THE REQUEST:
Quote all of the entries word for word.

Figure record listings
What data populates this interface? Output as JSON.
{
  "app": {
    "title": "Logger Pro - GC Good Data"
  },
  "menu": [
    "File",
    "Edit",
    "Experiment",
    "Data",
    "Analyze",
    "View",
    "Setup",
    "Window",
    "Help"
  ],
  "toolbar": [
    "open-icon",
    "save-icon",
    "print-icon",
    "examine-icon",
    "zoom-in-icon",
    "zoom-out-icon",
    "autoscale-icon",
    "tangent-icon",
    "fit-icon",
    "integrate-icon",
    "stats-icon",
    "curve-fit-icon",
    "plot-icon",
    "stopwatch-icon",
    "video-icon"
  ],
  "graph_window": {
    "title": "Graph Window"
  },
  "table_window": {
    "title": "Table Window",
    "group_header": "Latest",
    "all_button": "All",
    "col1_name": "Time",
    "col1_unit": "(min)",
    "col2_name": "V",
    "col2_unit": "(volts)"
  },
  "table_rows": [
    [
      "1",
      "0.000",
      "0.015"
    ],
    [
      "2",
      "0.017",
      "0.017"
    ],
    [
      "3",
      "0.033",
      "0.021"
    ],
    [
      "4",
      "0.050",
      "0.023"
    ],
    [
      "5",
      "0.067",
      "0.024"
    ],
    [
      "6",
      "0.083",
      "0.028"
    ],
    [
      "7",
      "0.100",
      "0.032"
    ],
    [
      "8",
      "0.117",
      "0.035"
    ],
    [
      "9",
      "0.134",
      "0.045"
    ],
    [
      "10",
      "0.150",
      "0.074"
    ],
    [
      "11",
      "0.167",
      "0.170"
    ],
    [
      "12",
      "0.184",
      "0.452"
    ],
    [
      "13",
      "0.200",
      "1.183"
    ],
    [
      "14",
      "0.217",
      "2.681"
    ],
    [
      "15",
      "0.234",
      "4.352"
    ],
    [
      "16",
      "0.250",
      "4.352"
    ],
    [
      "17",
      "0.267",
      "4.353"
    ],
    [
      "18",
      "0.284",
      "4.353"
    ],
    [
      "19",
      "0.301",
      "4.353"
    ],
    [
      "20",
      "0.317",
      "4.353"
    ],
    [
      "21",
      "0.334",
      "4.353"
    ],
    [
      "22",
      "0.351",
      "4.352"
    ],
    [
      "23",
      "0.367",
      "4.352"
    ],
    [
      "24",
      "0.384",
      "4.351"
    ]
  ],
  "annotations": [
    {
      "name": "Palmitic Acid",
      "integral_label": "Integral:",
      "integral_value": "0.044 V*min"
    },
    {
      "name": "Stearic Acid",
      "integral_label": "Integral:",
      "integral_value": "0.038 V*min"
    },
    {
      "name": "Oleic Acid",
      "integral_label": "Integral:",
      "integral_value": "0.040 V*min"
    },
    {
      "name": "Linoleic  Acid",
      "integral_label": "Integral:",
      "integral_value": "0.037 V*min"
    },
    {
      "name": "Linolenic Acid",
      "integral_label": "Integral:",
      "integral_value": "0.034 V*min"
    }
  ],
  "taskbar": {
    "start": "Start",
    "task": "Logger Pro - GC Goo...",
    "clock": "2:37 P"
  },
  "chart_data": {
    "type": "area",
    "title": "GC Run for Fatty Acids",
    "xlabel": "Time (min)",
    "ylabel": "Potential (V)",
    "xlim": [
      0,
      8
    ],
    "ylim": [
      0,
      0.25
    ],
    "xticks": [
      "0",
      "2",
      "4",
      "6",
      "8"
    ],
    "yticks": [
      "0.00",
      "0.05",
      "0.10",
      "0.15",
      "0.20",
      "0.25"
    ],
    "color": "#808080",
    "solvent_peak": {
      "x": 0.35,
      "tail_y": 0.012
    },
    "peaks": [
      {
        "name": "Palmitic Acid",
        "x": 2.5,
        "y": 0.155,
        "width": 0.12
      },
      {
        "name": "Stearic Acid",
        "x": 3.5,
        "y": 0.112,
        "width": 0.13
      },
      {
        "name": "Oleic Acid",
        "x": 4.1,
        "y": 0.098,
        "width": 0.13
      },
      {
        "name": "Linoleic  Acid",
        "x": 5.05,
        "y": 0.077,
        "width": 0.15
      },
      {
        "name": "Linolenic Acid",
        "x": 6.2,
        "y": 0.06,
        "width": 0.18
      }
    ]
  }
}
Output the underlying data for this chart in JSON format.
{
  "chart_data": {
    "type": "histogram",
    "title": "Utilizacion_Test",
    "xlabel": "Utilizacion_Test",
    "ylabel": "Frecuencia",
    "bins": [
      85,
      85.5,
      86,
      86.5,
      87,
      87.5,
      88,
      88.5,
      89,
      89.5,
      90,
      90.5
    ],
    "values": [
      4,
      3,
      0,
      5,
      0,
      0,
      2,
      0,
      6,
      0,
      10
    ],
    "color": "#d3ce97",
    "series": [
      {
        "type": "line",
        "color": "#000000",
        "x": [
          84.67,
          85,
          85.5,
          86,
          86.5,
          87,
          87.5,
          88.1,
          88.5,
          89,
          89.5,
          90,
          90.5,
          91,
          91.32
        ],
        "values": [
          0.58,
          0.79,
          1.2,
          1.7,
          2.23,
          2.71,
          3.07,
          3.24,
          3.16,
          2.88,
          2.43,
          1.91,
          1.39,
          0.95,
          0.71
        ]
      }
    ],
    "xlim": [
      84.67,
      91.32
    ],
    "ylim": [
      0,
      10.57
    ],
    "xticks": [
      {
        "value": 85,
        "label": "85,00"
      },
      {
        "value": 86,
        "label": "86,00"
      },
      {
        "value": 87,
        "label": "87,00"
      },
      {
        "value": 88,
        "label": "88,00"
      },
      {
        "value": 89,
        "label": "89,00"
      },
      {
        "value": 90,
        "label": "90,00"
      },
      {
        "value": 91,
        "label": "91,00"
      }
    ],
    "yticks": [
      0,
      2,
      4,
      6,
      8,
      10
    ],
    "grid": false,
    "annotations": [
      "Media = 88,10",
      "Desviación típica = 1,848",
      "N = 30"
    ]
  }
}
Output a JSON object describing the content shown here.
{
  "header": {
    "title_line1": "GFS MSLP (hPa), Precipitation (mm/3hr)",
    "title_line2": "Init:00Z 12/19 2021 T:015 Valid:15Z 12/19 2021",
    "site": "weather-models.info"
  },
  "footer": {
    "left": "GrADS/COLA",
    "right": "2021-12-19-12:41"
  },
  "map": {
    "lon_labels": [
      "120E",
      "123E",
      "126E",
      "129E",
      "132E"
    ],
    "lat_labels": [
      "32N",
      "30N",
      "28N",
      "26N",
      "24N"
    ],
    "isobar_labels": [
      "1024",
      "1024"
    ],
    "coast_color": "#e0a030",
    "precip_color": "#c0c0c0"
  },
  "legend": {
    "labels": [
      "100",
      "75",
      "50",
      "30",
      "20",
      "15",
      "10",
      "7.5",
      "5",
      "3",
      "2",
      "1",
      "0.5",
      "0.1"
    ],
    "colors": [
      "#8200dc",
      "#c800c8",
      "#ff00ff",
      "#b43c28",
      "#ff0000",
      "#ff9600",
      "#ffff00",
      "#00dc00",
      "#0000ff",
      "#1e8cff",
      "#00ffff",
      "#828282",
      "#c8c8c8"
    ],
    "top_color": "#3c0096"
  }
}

EXPECTED ANSWER:
What data populates this interface? Output as JSON.
{
  "app": {
    "title": "Logger Pro - GC Good Data"
  },
  "menu": [
    "File",
    "Edit",
    "Experiment",
    "Data",
    "Analyze",
    "View",
    "Setup",
    "Window",
    "Help"
  ],
  "toolbar": [
    "open-icon",
    "save-icon",
    "print-icon",
    "examine-icon",
    "zoom-in-icon",
    "zoom-out-icon",
    "autoscale-icon",
    "tangent-icon",
    "fit-icon",
    "integrate-icon",
    "stats-icon",
    "curve-fit-icon",
    "plot-icon",
    "stopwatch-icon",
    "video-icon"
  ],
  "graph_window": {
    "title": "Graph Window"
  },
  "table_window": {
    "title": "Table Window",
    "group_header": "Latest",
    "all_button": "All",
    "col1_name": "Time",
    "col1_unit": "(min)",
    "col2_name": "V",
    "col2_unit": "(volts)"
  },
  "table_rows": [
    [
      "1",
      "0.000",
      "0.015"
    ],
    [
      "2",
      "0.017",
      "0.017"
    ],
    [
      "3",
      "0.033",
      "0.021"
    ],
    [
      "4",
      "0.050",
      "0.023"
    ],
    [
      "5",
      "0.067",
      "0.024"
    ],
    [
      "6",
      "0.083",
      "0.028"
    ],
    [
      "7",
      "0.100",
      "0.032"
    ],
    [
      "8",
      "0.117",
      "0.035"
    ],
    [
      "9",
      "0.134",
      "0.045"
    ],
    [
      "10",
      "0.150",
      "0.074"
    ],
    [
      "11",
      "0.167",
      "0.170"
    ],
    [
      "12",
      "0.184",
      "0.452"
    ],
    [
      "13",
      "0.200",
      "1.183"
    ],
    [
      "14",
      "0.217",
      "2.681"
    ],
    [
      "15",
      "0.234",
      "4.352"
    ],
    [
      "16",
      "0.250",
      "4.352"
    ],
    [
      "17",
      "0.267",
      "4.353"
    ],
    [
      "18",
      "0.284",
      "4.353"
    ],
    [
      "19",
      "0.301",
      "4.353"
    ],
    [
      "20",
      "0.317",
      "4.353"
    ],
    [
      "21",
      "0.334",
      "4.353"
    ],
    [
      "22",
      "0.351",
      "4.352"
    ],
    [
      "23",
      "0.367",
      "4.352"
    ],
    [
      "24",
      "0.384",
      "4.351"
    ]
  ],
  "annotations": [
    {
      "name": "Palmitic Acid",
      "integral_label": "Integral:",
      "integral_value": "0.044 V*min"
    },
    {
      "name": "Stearic Acid",
      "integral_label": "Integral:",
      "integral_value": "0.038 V*min"
    },
    {
      "name": "Oleic Acid",
      "integral_label": "Integral:",
      "integral_value": "0.040 V*min"
    },
    {
      "name": "Linoleic  Acid",
      "integral_label": "Integral:",
      "integral_value": "0.037 V*min"
    },
    {
      "name": "Linolenic Acid",
      "integral_label": "Integral:",
      "integral_value": "0.034 V*min"
    }
  ],
  "taskbar": {
    "start": "Start",
    "task": "Logger Pro - GC Goo...",
    "clock": "2:37 P"
  },
  "chart_data": {
    "type": "area",
    "title": "GC Run for Fatty Acids",
    "xlabel": "Time (min)",
    "ylabel": "Potential (V)",
    "xlim": [
      0,
      8
    ],
    "ylim": [
      0,
      0.25
    ],
    "xticks": [
      "0",
      "2",
      "4",
      "6",
      "8"
    ],
    "yticks": [
      "0.00",
      "0.05",
      "0.10",
      "0.15",
      "0.20",
      "0.25"
    ],
    "color": "#808080",
    "solvent_peak": {
      "x": 0.35,
      "tail_y": 0.012
    },
    "peaks": [
      {
        "name": "Palmitic Acid",
        "x": 2.5,
        "y": 0.155,
        "width": 0.12
      },
      {
        "name": "Stearic Acid",
        "x": 3.5,
        "y": 0.112,
        "width": 0.13
      },
      {
        "name": "Oleic Acid",
        "x": 4.1,
        "y": 0.098,
        "width": 0.13
      },
      {
        "name": "Linoleic  Acid",
        "x": 5.05,
        "y": 0.077,
        "width": 0.15
      },
      {
        "name": "Linolenic Acid",
        "x": 6.2,
        "y": 0.06,
        "width": 0.18
      }
    ]
  }
}
Output the underlying data for this chart in JSON format.
{
  "chart_data": {
    "type": "histogram",
    "title": "Utilizacion_Test",
    "xlabel": "Utilizacion_Test",
    "ylabel": "Frecuencia",
    "bins": [
      85,
      85.5,
      86,
      86.5,
      87,
      87.5,
      88,
      88.5,
      89,
      89.5,
      90,
      90.5
    ],
    "values": [
      4,
      3,
      0,
      5,
      0,
      0,
      2,
      0,
      6,
      0,
      10
    ],
    "color": "#d3ce97",
    "series": [
      {
        "type": "line",
        "color": "#000000",
        "x": [
          84.67,
          85,
          85.5,
          86,
          86.5,
          87,
          87.5,
          88.1,
          88.5,
          89,
          89.5,
          90,
          90.5,
          91,
          91.32
        ],
        "values": [
          0.58,
          0.79,
          1.2,
          1.7,
          2.23,
          2.71,
          3.07,
          3.24,
          3.16,
          2.88,
          2.43,
          1.91,
          1.39,
          0.95,
          0.71
        ]
      }
    ],
    "xlim": [
      84.67,
      91.32
    ],
    "ylim": [
      0,
      10.57
    ],
    "xticks": [
      {
        "value": 85,
        "label": "85,00"
      },
      {
        "value": 86,
        "label": "86,00"
      },
      {
        "value": 87,
        "label": "87,00"
      },
      {
        "value": 88,
        "label": "88,00"
      },
      {
        "value": 89,
        "label": "89,00"
      },
      {
        "value": 90,
        "label": "90,00"
      },
      {
        "value": 91,
        "label": "91,00"
      }
    ],
    "yticks": [
      0,
      2,
      4,
      6,
      8,
      10
    ],
    "grid": false,
    "annotations": [
      "Media = 88,10",
      "Desviación típica = 1,848",
      "N = 30"
    ]
  }
}
Output a JSON object describing the content shown here.
{
  "header": {
    "title_line1": "GFS MSLP (hPa), Precipitation (mm/3hr)",
    "title_line2": "Init:00Z 12/19 2021 T:015 Valid:15Z 12/19 2021",
    "site": "weather-models.info"
  },
  "footer": {
    "left": "GrADS/COLA",
    "right": "2021-12-19-12:41"
  },
  "map": {
    "lon_labels": [
      "120E",
      "123E",
      "126E",
      "129E",
      "132E"
    ],
    "lat_labels": [
      "32N",
      "30N",
      "28N",
      "26N",
      "24N"
    ],
    "isobar_labels": [
      "1024",
      "1024"
    ],
    "coast_color": "#e0a030",
    "precip_color": "#c0c0c0"
  },
  "legend": {
    "labels": [
      "100",
      "75",
      "50",
      "30",
      "20",
      "15",
      "10",
      "7.5",
      "5",
      "3",
      "2",
      "1",
      "0.5",
      "0.1"
    ],
    "colors": [
      "#8200dc",
      "#c800c8",
      "#ff00ff",
      "#b43c28",
      "#ff0000",
      "#ff9600",
      "#ffff00",
      "#00dc00",
      "#0000ff",
      "#1e8cff",
      "#00ffff",
      "#828282",
      "#c8c8c8"
    ],
    "top_color": "#3c0096"
  }
}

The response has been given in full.